### Records for processing
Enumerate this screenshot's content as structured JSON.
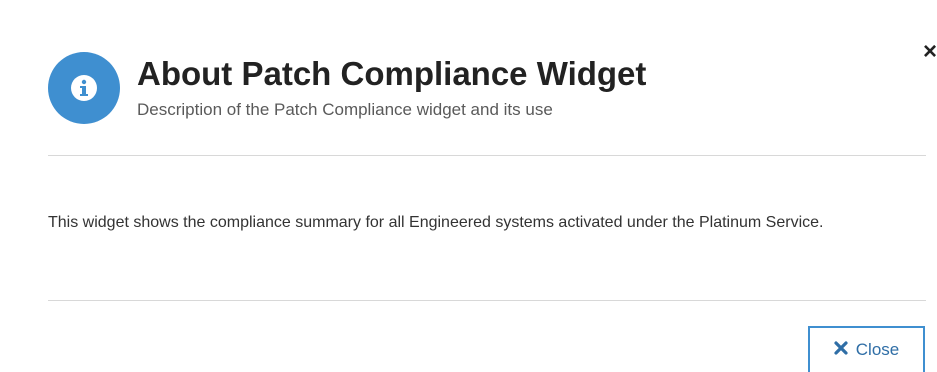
{
  "dialog": {
    "close_glyph": "×",
    "title": "About Patch Compliance Widget",
    "subtitle": "Description of the Patch Compliance widget and its use",
    "body": "This widget shows the compliance summary for all Engineered systems activated under the Platinum Service.",
    "close_label": "Close",
    "icon": "info-icon",
    "close_icon": "x-icon",
    "accent_color": "#3f8fd0"
  }
}
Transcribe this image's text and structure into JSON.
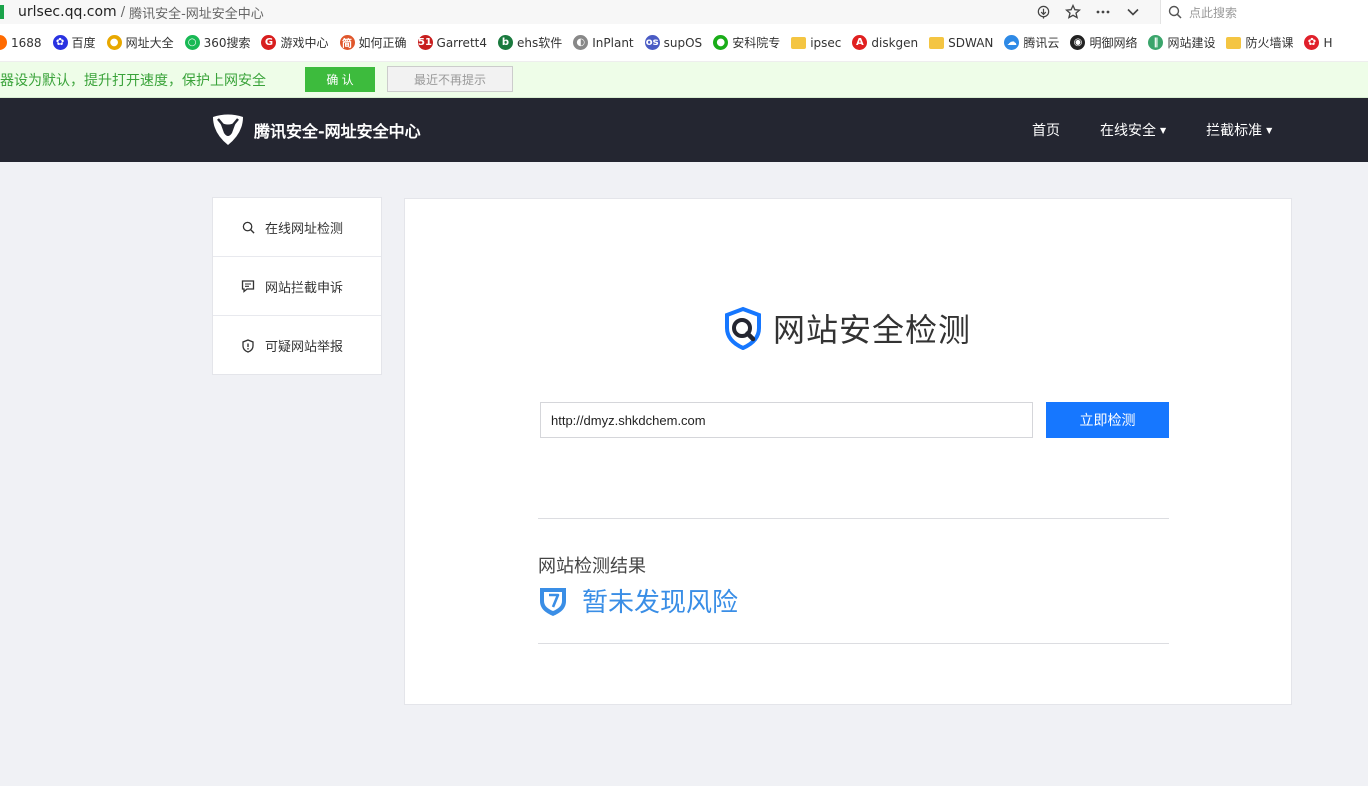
{
  "browser": {
    "url_host": "urlsec.qq.com",
    "url_sep": "/",
    "page_title": "腾讯安全-网址安全中心",
    "search_placeholder": "点此搜索"
  },
  "bookmarks": [
    {
      "label": "1688",
      "icon": "1688-icon",
      "color": "#ff6a00"
    },
    {
      "label": "百度",
      "icon": "baidu-paw-icon",
      "color": "#2932e1"
    },
    {
      "label": "网址大全",
      "icon": "hao123-icon",
      "color": "#e8a800"
    },
    {
      "label": "360搜索",
      "icon": "360-icon",
      "color": "#19b955"
    },
    {
      "label": "游戏中心",
      "icon": "game-icon",
      "color": "#d81e1e"
    },
    {
      "label": "如何正确",
      "icon": "jian-icon",
      "color": "#e0572c"
    },
    {
      "label": "Garrett4",
      "icon": "51-icon",
      "color": "#c81e1e"
    },
    {
      "label": "ehs软件",
      "icon": "b-icon",
      "color": "#1a7a3e"
    },
    {
      "label": "InPlant",
      "icon": "globe-icon",
      "color": "#888888"
    },
    {
      "label": "supOS",
      "icon": "os-icon",
      "color": "#4a5bc4"
    },
    {
      "label": "安科院专",
      "icon": "wechat-icon",
      "color": "#1aad19"
    },
    {
      "label": "ipsec",
      "icon": "folder-icon",
      "color": "#f4c542"
    },
    {
      "label": "diskgen",
      "icon": "acrobat-icon",
      "color": "#e02020"
    },
    {
      "label": "SDWAN",
      "icon": "folder-icon",
      "color": "#f4c542"
    },
    {
      "label": "腾讯云",
      "icon": "cloud-icon",
      "color": "#2e8ae6"
    },
    {
      "label": "明御网络",
      "icon": "globe-dark-icon",
      "color": "#222222"
    },
    {
      "label": "网站建设",
      "icon": "bars-icon",
      "color": "#3aa56b"
    },
    {
      "label": "防火墙课",
      "icon": "folder-icon",
      "color": "#f4c542"
    },
    {
      "label": "H",
      "icon": "huawei-icon",
      "color": "#e0202b"
    }
  ],
  "notify": {
    "text": "器设为默认，提升打开速度，保护上网安全",
    "confirm_label": "确 认",
    "dismiss_label": "最近不再提示"
  },
  "header": {
    "logo_text": "腾讯安全-网址安全中心",
    "nav": {
      "home": "首页",
      "online_security": "在线安全",
      "block_standard": "拦截标准"
    }
  },
  "sidebar": {
    "items": [
      {
        "label": "在线网址检测",
        "icon": "search-icon"
      },
      {
        "label": "网站拦截申诉",
        "icon": "chat-icon"
      },
      {
        "label": "可疑网站举报",
        "icon": "shield-alert-icon"
      }
    ]
  },
  "main": {
    "hero_title": "网站安全检测",
    "input_value": "http://dmyz.shkdchem.com",
    "check_button": "立即检测",
    "result_label": "网站检测结果",
    "result_text": "暂未发现风险"
  },
  "colors": {
    "header_bg": "#242631",
    "primary_blue": "#1677ff",
    "result_blue": "#3a8ee6",
    "notify_green": "#3dbb3d"
  }
}
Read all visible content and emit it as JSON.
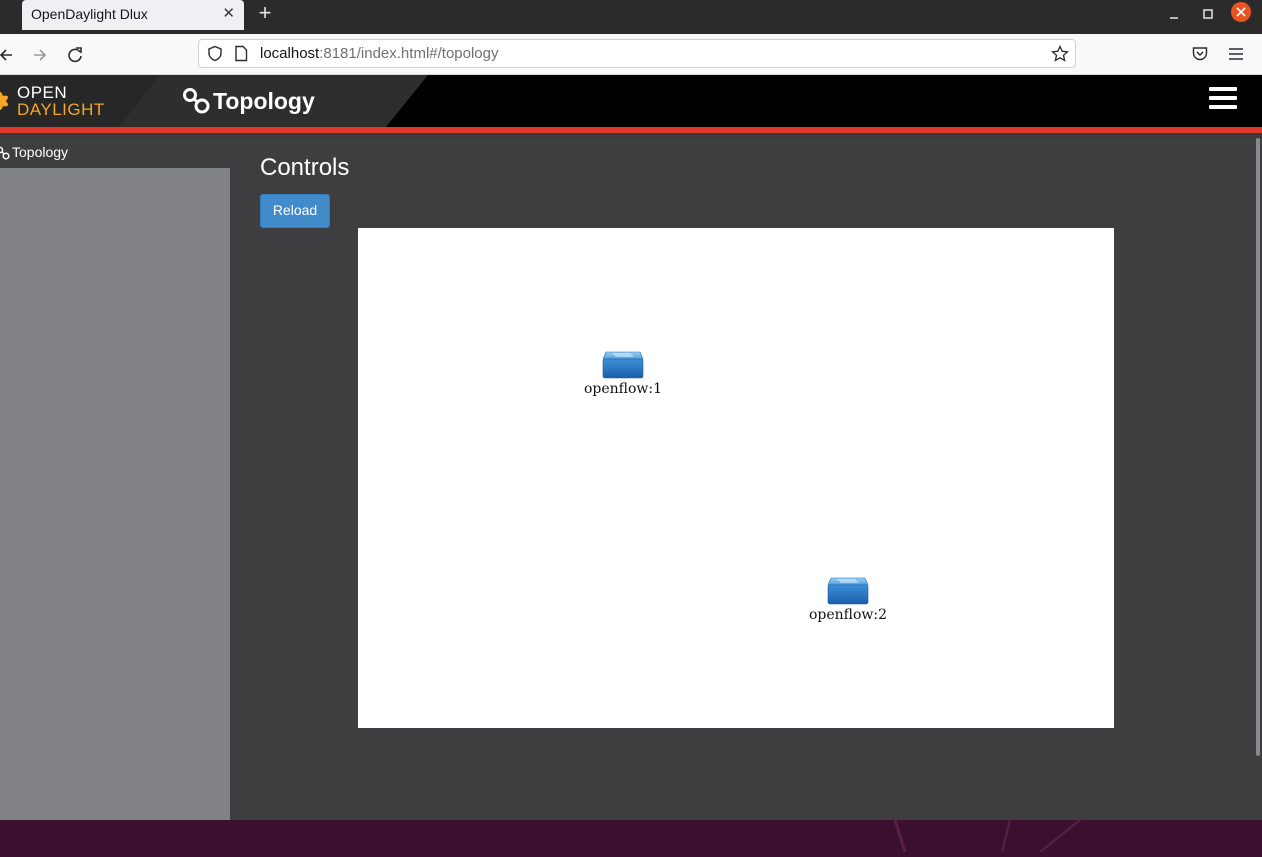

### Aim of the exercise
Restate the data above word for word. Skip every picture.

### Full answer
Enumerate this screenshot's content as structured JSON.
{
  "dialog": {
    "close_glyph": "×",
    "title": "About Patch Compliance Widget",
    "subtitle": "Description of the Patch Compliance widget and its use",
    "body": "This widget shows the compliance summary for all Engineered systems activated under the Platinum Service.",
    "close_label": "Close",
    "icon": "info-icon",
    "close_icon": "x-icon",
    "accent_color": "#3f8fd0"
  }
}
Transcribe this image's text and structure into JSON.
{
  "browser": {
    "url_host": "urlsec.qq.com",
    "url_sep": "/",
    "page_title": "腾讯安全-网址安全中心",
    "search_placeholder": "点此搜索"
  },
  "bookmarks": [
    {
      "label": "1688",
      "icon": "1688-icon",
      "color": "#ff6a00"
    },
    {
      "label": "百度",
      "icon": "baidu-paw-icon",
      "color": "#2932e1"
    },
    {
      "label": "网址大全",
      "icon": "hao123-icon",
      "color": "#e8a800"
    },
    {
      "label": "360搜索",
      "icon": "360-icon",
      "color": "#19b955"
    },
    {
      "label": "游戏中心",
      "icon": "game-icon",
      "color": "#d81e1e"
    },
    {
      "label": "如何正确",
      "icon": "jian-icon",
      "color": "#e0572c"
    },
    {
      "label": "Garrett4",
      "icon": "51-icon",
      "color": "#c81e1e"
    },
    {
      "label": "ehs软件",
      "icon": "b-icon",
      "color": "#1a7a3e"
    },
    {
      "label": "InPlant",
      "icon": "globe-icon",
      "color": "#888888"
    },
    {
      "label": "supOS",
      "icon": "os-icon",
      "color": "#4a5bc4"
    },
    {
      "label": "安科院专",
      "icon": "wechat-icon",
      "color": "#1aad19"
    },
    {
      "label": "ipsec",
      "icon": "folder-icon",
      "color": "#f4c542"
    },
    {
      "label": "diskgen",
      "icon": "acrobat-icon",
      "color": "#e02020"
    },
    {
      "label": "SDWAN",
      "icon": "folder-icon",
      "color": "#f4c542"
    },
    {
      "label": "腾讯云",
      "icon": "cloud-icon",
      "color": "#2e8ae6"
    },
    {
      "label": "明御网络",
      "icon": "globe-dark-icon",
      "color": "#222222"
    },
    {
      "label": "网站建设",
      "icon": "bars-icon",
      "color": "#3aa56b"
    },
    {
      "label": "防火墙课",
      "icon": "folder-icon",
      "color": "#f4c542"
    },
    {
      "label": "H",
      "icon": "huawei-icon",
      "color": "#e0202b"
    }
  ],
  "notify": {
    "text": "器设为默认，提升打开速度，保护上网安全",
    "confirm_label": "确 认",
    "dismiss_label": "最近不再提示"
  },
  "header": {
    "logo_text": "腾讯安全-网址安全中心",
    "nav": {
      "home": "首页",
      "online_security": "在线安全",
      "block_standard": "拦截标准"
    }
  },
  "sidebar": {
    "items": [
      {
        "label": "在线网址检测",
        "icon": "search-icon"
      },
      {
        "label": "网站拦截申诉",
        "icon": "chat-icon"
      },
      {
        "label": "可疑网站举报",
        "icon": "shield-alert-icon"
      }
    ]
  },
  "main": {
    "hero_title": "网站安全检测",
    "input_value": "http://dmyz.shkdchem.com",
    "check_button": "立即检测",
    "result_label": "网站检测结果",
    "result_text": "暂未发现风险"
  },
  "colors": {
    "header_bg": "#242631",
    "primary_blue": "#1677ff",
    "result_blue": "#3a8ee6",
    "notify_green": "#3dbb3d"
  }
}
Read all visible content and emit it as JSON.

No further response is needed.